Saved entries

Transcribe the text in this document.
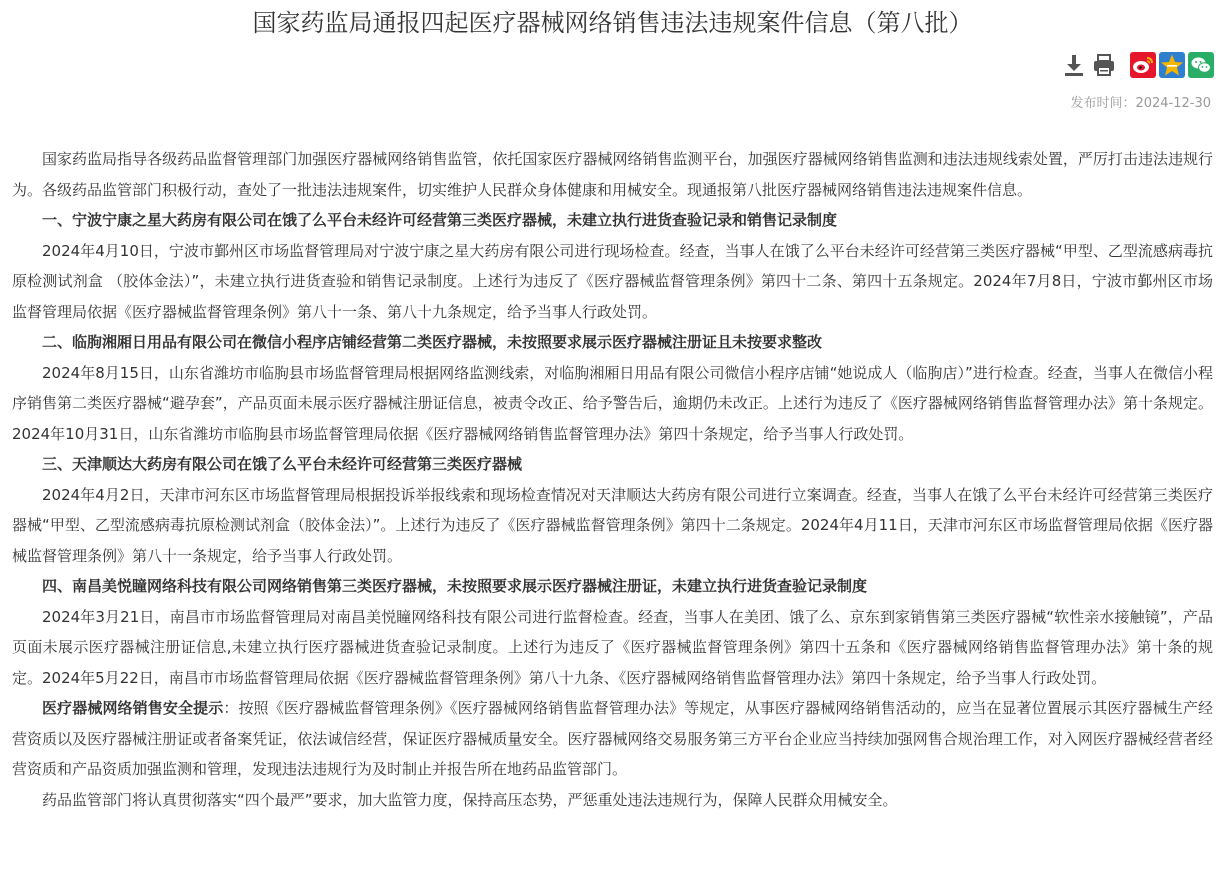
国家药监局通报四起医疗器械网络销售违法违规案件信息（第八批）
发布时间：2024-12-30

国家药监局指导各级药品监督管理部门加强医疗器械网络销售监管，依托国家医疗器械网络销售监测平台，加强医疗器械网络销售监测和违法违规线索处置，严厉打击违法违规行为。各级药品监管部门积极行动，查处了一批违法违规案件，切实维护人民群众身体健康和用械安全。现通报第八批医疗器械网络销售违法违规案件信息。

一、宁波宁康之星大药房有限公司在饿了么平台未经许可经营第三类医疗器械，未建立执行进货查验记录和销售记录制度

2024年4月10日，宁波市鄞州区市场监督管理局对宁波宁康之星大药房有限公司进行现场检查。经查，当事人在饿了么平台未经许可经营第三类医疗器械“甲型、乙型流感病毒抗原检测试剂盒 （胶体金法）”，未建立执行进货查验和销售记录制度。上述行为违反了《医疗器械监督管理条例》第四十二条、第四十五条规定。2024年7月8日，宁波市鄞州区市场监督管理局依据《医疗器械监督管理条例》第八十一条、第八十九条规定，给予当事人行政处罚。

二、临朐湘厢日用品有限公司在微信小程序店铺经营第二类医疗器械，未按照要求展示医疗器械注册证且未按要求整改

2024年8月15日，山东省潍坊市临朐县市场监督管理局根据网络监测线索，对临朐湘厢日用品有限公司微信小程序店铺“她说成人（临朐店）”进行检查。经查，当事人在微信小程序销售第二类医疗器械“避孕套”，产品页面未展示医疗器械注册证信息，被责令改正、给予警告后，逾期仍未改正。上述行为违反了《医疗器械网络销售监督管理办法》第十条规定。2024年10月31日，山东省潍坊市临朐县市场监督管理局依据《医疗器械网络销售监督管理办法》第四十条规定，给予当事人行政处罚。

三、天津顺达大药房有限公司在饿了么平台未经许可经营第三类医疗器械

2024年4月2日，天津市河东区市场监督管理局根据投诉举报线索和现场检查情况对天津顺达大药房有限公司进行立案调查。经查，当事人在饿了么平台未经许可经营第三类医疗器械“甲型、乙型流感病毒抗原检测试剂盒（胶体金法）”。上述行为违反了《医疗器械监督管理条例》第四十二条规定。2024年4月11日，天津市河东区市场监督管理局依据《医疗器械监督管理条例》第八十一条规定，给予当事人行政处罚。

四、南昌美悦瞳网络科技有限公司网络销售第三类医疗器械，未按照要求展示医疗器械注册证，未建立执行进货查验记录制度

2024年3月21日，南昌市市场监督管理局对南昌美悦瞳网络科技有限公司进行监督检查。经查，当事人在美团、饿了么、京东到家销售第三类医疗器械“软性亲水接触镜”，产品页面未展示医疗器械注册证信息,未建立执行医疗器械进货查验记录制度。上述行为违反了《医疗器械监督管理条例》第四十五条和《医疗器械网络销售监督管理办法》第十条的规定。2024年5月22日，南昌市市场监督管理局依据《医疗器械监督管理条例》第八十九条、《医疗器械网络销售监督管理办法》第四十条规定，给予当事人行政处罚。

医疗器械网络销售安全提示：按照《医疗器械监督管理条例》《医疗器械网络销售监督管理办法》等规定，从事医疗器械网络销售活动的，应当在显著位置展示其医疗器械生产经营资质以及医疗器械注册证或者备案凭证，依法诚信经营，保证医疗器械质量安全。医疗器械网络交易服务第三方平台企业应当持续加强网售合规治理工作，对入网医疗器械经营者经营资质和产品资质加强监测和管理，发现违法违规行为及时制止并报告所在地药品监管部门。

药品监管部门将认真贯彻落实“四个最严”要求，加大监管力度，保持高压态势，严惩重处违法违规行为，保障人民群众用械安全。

■ To be done ■
Leave out every line without the string "胶体金法" and copy the rest.

■ Answer to this problem ■
2024年4月10日，宁波市鄞州区市场监督管理局对宁波宁康之星大药房有限公司进行现场检查。经查，当事人在饿了么平台未经许可经营第三类医疗器械“甲型、乙型流感病毒抗原检测试剂盒 （胶体金法）”，未建立执行进货查验和销售记录制度。上述行为违反了《医疗器械监督管理条例》第四十二条、第四十五条规定。2024年7月8日，宁波市鄞州区市场监督管理局依据《医疗器械监督管理条例》第八十一条、第八十九条规定，给予当事人行政处罚。
2024年4月2日，天津市河东区市场监督管理局根据投诉举报线索和现场检查情况对天津顺达大药房有限公司进行立案调查。经查，当事人在饿了么平台未经许可经营第三类医疗器械“甲型、乙型流感病毒抗原检测试剂盒（胶体金法）”。上述行为违反了《医疗器械监督管理条例》第四十二条规定。2024年4月11日，天津市河东区市场监督管理局依据《医疗器械监督管理条例》第八十一条规定，给予当事人行政处罚。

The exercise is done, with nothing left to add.